THE EXERCISE
Locate and copy all lines bearing the word "atom".

DATASET RECORDS
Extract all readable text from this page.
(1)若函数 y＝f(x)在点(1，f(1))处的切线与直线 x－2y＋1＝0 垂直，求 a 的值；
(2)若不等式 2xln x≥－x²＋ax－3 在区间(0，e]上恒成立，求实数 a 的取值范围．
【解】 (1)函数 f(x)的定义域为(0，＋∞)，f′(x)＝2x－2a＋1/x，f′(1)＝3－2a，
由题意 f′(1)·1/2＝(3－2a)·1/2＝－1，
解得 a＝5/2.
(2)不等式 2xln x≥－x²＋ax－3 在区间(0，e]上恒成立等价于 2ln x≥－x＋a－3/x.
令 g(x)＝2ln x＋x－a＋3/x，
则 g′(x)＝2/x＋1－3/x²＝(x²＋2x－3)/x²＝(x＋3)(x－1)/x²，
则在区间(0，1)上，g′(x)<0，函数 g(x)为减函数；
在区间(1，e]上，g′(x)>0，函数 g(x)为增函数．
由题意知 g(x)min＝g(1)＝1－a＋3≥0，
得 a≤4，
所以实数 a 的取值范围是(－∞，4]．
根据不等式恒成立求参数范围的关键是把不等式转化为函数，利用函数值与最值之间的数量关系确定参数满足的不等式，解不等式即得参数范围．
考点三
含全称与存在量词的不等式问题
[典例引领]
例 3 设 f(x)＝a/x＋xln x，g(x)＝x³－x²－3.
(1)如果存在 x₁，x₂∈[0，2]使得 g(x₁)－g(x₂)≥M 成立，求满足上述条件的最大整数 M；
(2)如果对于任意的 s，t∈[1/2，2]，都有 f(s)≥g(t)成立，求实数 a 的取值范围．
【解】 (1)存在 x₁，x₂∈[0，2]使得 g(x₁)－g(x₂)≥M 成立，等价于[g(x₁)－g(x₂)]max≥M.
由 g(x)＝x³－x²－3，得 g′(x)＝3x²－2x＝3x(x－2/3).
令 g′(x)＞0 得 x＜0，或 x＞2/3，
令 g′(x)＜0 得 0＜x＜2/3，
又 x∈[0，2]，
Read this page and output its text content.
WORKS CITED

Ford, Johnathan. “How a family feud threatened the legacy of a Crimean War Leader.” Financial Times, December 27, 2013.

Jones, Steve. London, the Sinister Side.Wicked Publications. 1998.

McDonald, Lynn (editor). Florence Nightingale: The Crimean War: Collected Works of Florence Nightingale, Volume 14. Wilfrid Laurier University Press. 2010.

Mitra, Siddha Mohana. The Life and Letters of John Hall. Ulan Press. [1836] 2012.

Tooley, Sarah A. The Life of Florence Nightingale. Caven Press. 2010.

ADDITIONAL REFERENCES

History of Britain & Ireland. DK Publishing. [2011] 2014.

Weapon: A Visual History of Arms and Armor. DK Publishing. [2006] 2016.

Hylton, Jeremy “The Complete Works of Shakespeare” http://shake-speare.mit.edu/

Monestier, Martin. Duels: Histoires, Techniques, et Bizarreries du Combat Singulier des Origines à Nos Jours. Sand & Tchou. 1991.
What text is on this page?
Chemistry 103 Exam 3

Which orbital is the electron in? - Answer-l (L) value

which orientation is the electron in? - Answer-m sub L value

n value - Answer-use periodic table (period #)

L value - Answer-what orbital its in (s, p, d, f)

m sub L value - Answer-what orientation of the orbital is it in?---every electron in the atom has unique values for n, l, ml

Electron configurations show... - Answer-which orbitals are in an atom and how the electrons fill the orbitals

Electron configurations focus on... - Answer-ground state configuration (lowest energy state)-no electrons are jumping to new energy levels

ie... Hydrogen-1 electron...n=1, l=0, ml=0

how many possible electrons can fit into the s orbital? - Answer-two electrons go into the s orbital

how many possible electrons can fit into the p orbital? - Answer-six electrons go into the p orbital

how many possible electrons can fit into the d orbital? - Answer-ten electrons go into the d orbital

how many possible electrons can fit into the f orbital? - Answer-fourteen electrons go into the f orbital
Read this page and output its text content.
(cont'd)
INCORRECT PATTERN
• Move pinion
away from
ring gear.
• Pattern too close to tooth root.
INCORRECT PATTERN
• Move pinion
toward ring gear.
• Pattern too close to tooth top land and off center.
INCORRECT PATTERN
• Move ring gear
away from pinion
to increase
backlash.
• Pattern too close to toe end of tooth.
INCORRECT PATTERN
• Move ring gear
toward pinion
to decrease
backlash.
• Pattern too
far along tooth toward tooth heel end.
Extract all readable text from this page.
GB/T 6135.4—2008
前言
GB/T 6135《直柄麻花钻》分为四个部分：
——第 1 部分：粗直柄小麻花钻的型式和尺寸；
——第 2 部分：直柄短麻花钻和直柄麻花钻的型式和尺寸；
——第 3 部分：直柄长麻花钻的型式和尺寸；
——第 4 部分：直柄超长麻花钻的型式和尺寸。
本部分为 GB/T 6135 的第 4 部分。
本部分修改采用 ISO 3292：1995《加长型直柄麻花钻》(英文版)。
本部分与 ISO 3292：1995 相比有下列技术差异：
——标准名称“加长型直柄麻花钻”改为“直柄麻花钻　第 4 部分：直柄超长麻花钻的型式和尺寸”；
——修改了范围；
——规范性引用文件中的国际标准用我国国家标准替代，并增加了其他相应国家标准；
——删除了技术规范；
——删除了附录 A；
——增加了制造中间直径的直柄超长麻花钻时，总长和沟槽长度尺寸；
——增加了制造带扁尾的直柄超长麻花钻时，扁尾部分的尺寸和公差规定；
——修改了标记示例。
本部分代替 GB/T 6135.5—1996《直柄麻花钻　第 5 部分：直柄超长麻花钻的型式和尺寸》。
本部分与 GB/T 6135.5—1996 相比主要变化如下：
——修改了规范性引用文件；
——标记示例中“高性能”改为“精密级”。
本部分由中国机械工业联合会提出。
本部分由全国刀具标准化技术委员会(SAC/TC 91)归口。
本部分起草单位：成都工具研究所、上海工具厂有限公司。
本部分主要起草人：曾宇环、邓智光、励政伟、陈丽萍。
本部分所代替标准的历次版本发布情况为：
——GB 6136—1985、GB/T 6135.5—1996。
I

TASK OUTPUT
m sub L value - Answer-what orientation of the orbital is it in?---every electron in the atom has unique values for n, l, ml
Electron configurations show... - Answer-which orbitals are in an atom and how the electrons fill the orbitals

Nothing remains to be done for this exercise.